— START Record set —

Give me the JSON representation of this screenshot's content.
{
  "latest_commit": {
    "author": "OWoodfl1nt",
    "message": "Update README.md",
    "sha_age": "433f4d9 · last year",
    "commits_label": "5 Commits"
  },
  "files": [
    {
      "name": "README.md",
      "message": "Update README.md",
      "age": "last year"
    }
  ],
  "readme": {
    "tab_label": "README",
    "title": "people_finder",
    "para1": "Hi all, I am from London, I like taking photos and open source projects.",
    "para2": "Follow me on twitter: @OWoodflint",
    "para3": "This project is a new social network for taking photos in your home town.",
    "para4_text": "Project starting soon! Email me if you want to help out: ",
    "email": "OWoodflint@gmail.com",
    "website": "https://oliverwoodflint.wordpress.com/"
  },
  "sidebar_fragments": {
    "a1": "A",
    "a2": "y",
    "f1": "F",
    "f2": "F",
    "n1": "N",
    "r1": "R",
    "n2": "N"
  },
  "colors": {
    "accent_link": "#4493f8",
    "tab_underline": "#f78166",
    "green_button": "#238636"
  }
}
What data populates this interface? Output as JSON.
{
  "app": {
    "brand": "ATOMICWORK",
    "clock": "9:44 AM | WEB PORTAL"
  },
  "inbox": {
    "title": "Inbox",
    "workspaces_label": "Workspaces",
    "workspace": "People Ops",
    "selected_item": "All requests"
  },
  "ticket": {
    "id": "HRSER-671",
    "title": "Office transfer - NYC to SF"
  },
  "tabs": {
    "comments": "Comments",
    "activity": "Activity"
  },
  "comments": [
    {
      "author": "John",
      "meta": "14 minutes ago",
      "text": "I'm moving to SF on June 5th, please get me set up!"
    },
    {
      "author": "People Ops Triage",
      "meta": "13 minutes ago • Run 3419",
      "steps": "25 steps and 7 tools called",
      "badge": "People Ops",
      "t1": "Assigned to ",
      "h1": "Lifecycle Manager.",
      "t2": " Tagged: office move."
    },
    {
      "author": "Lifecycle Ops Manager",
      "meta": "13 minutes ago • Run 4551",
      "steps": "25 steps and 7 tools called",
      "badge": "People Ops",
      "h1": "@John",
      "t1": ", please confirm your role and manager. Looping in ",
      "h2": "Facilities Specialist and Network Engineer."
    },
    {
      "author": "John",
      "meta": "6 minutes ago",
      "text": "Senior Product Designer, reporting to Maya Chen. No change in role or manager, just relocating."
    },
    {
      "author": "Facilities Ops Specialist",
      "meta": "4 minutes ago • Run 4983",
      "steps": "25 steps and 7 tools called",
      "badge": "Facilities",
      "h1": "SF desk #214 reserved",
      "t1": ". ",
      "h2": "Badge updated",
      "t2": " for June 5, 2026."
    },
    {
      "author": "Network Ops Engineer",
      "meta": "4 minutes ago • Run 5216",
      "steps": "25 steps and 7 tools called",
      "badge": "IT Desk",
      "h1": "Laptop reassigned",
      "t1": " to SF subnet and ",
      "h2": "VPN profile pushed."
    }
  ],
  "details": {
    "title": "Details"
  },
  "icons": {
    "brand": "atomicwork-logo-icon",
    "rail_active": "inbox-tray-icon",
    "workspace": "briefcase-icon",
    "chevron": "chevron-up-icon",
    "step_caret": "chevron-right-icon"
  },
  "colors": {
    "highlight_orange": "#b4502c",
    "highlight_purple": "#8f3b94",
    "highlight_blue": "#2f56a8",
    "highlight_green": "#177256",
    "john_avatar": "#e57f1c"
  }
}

— END Record set —

--- Set task ---
Of the lines in this listing, report how many contain the string "minutes", and give the number only.

--- Output for this task ---
6